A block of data
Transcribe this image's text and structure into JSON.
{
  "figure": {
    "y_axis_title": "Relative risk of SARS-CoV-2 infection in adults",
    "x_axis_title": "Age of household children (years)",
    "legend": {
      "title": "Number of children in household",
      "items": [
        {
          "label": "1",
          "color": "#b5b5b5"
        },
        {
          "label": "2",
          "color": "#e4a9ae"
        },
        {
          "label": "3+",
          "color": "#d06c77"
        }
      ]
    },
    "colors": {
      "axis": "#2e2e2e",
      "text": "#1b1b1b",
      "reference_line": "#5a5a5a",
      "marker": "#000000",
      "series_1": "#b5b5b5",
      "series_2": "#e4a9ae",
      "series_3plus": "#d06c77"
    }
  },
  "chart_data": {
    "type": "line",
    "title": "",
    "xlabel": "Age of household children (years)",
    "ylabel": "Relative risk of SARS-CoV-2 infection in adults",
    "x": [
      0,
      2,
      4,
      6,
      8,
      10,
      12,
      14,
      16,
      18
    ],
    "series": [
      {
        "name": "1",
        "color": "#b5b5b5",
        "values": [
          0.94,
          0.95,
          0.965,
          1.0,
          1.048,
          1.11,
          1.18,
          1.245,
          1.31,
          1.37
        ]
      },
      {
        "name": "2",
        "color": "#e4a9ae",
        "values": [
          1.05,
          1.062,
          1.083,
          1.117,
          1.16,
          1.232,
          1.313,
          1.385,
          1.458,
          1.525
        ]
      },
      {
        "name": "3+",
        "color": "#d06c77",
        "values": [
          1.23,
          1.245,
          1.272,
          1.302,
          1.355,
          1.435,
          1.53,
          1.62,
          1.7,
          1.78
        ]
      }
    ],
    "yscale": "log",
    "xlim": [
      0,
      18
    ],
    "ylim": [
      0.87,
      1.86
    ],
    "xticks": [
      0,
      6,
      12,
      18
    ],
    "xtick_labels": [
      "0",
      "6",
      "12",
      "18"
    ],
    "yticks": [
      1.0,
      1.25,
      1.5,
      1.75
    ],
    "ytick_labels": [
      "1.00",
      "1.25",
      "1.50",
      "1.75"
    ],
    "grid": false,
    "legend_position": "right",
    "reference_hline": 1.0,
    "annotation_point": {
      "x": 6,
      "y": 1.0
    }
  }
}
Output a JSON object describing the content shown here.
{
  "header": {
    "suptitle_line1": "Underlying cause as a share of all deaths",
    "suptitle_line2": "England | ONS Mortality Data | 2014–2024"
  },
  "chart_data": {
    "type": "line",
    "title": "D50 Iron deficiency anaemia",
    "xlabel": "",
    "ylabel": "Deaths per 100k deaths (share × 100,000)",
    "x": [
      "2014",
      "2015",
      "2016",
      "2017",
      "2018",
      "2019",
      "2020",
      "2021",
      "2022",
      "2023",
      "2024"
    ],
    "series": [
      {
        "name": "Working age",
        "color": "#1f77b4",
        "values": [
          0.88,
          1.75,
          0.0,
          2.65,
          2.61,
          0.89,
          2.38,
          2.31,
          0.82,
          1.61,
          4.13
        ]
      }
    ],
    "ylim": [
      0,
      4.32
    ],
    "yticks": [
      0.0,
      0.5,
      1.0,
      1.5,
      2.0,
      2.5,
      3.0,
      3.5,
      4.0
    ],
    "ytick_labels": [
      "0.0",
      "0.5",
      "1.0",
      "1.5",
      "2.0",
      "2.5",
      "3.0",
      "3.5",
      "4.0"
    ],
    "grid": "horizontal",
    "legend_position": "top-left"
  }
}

**AIM OF THE TASK**
Extract the closing run of lines, starting with the one containing "Output a JSON" and ending at the last, exactly as written.

**SOLVED EXERCISE**
Output a JSON object describing the content shown here.
{
  "header": {
    "suptitle_line1": "Underlying cause as a share of all deaths",
    "suptitle_line2": "England | ONS Mortality Data | 2014–2024"
  },
  "chart_data": {
    "type": "line",
    "title": "D50 Iron deficiency anaemia",
    "xlabel": "",
    "ylabel": "Deaths per 100k deaths (share × 100,000)",
    "x": [
      "2014",
      "2015",
      "2016",
      "2017",
      "2018",
      "2019",
      "2020",
      "2021",
      "2022",
      "2023",
      "2024"
    ],
    "series": [
      {
        "name": "Working age",
        "color": "#1f77b4",
        "values": [
          0.88,
          1.75,
          0.0,
          2.65,
          2.61,
          0.89,
          2.38,
          2.31,
          0.82,
          1.61,
          4.13
        ]
      }
    ],
    "ylim": [
      0,
      4.32
    ],
    "yticks": [
      0.0,
      0.5,
      1.0,
      1.5,
      2.0,
      2.5,
      3.0,
      3.5,
      4.0
    ],
    "ytick_labels": [
      "0.0",
      "0.5",
      "1.0",
      "1.5",
      "2.0",
      "2.5",
      "3.0",
      "3.5",
      "4.0"
    ],
    "grid": "horizontal",
    "legend_position": "top-left"
  }
}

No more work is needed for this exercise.